Transcribe the lines below verbatim, skipping the images.

## BEGIN

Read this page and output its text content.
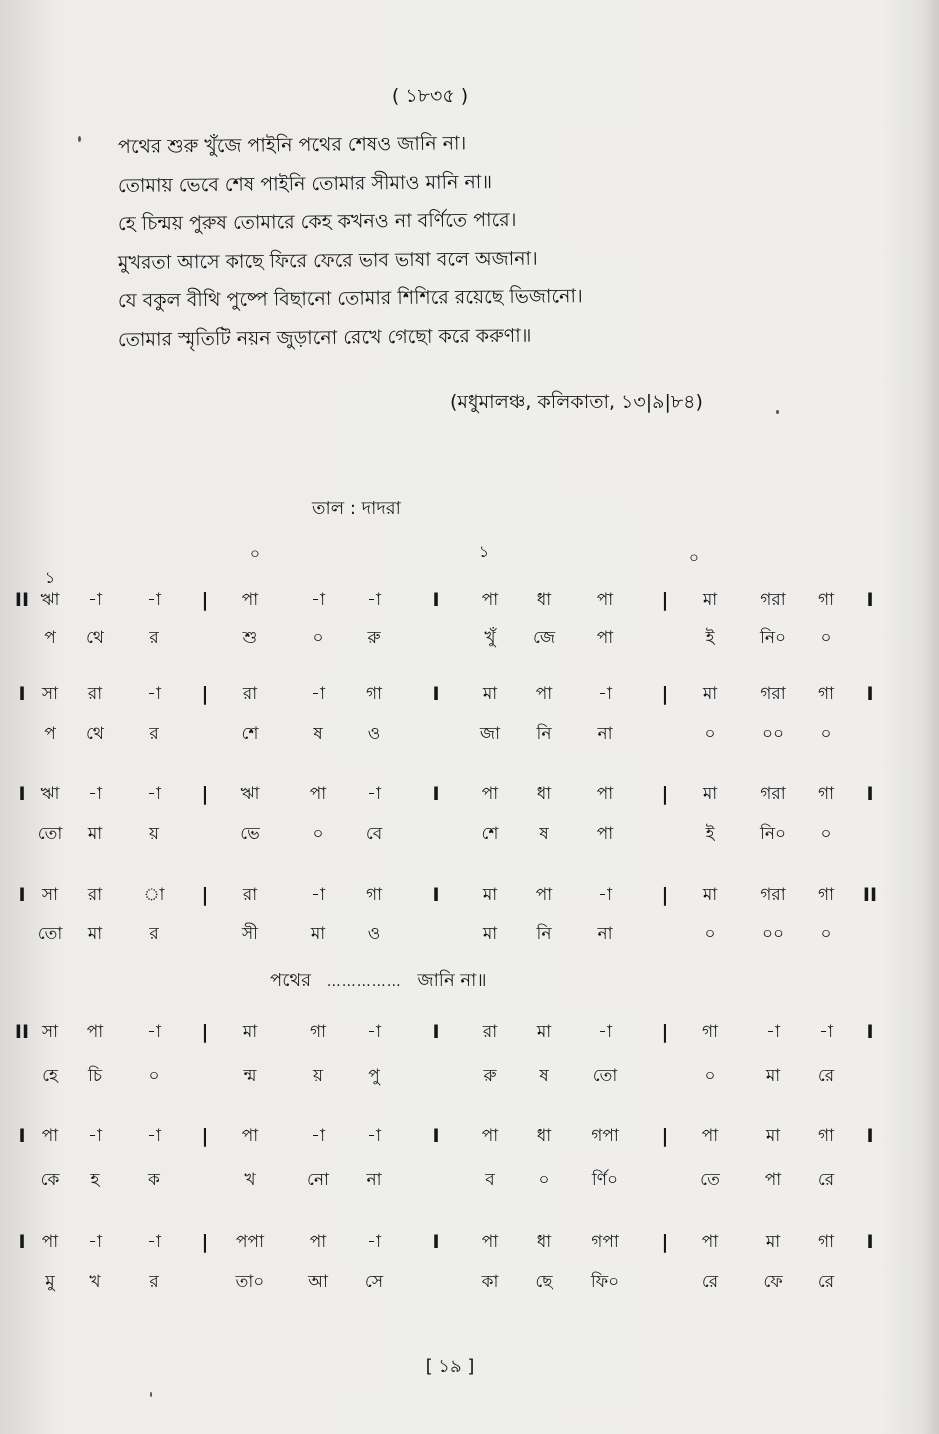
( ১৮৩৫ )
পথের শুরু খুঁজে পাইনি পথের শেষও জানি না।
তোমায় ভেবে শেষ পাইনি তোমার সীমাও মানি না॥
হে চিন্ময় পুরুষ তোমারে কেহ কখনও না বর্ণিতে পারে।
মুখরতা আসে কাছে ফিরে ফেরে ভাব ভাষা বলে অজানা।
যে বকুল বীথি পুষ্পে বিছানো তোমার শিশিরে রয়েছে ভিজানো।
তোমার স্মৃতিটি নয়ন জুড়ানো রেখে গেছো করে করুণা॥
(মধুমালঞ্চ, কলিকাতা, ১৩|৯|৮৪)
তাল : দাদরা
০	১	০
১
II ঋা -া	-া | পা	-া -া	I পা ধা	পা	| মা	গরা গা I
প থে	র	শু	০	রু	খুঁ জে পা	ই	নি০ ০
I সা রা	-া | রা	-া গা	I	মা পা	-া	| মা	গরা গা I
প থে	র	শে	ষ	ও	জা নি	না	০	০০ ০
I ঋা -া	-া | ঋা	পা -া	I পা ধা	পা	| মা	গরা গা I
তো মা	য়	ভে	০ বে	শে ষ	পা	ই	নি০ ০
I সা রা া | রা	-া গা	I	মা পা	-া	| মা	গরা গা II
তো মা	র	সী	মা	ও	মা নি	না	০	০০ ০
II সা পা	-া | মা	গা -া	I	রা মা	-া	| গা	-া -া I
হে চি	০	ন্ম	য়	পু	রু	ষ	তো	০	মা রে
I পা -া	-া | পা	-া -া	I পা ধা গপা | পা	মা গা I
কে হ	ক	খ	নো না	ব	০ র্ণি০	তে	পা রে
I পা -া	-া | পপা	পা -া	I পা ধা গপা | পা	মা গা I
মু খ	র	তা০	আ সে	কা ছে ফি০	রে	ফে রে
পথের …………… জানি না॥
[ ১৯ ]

## END

▸ **RESULT OF THIS EXERCISE**
Read this page and output its text content.
( ১৮৩৫ )
পথের শুরু খুঁজে পাইনি পথের শেষও জানি না।
তোমায় ভেবে শেষ পাইনি তোমার সীমাও মানি না॥
হে চিন্ময় পুরুষ তোমারে কেহ কখনও না বর্ণিতে পারে।
মুখরতা আসে কাছে ফিরে ফেরে ভাব ভাষা বলে অজানা।
যে বকুল বীথি পুষ্পে বিছানো তোমার শিশিরে রয়েছে ভিজানো।
তোমার স্মৃতিটি নয়ন জুড়ানো রেখে গেছো করে করুণা॥
(মধুমালঞ্চ, কলিকাতা, ১৩|৯|৮৪)
তাল : দাদরা
০	১	০
১
II ঋা -া	-া | পা	-া -া	I পা ধা	পা	| মা	গরা গা I
প থে	র	শু	০	রু	খুঁ জে পা	ই	নি০ ০
I সা রা	-া | রা	-া গা	I	মা পা	-া	| মা	গরা গা I
প থে	র	শে	ষ	ও	জা নি	না	০	০০ ০
I ঋা -া	-া | ঋা	পা -া	I পা ধা	পা	| মা	গরা গা I
তো মা	য়	ভে	০ বে	শে ষ	পা	ই	নি০ ০
I সা রা া | রা	-া গা	I	মা পা	-া	| মা	গরা গা II
তো মা	র	সী	মা	ও	মা নি	না	০	০০ ০
II সা পা	-া | মা	গা -া	I	রা মা	-া	| গা	-া -া I
হে চি	০	ন্ম	য়	পু	রু	ষ	তো	০	মা রে
I পা -া	-া | পা	-া -া	I পা ধা গপা | পা	মা গা I
কে হ	ক	খ	নো না	ব	০ র্ণি০	তে	পা রে
I পা -া	-া | পপা	পা -া	I পা ধা গপা | পা	মা গা I
মু খ	র	তা০	আ সে	কা ছে ফি০	রে	ফে রে
পথের …………… জানি না॥
[ ১৯ ]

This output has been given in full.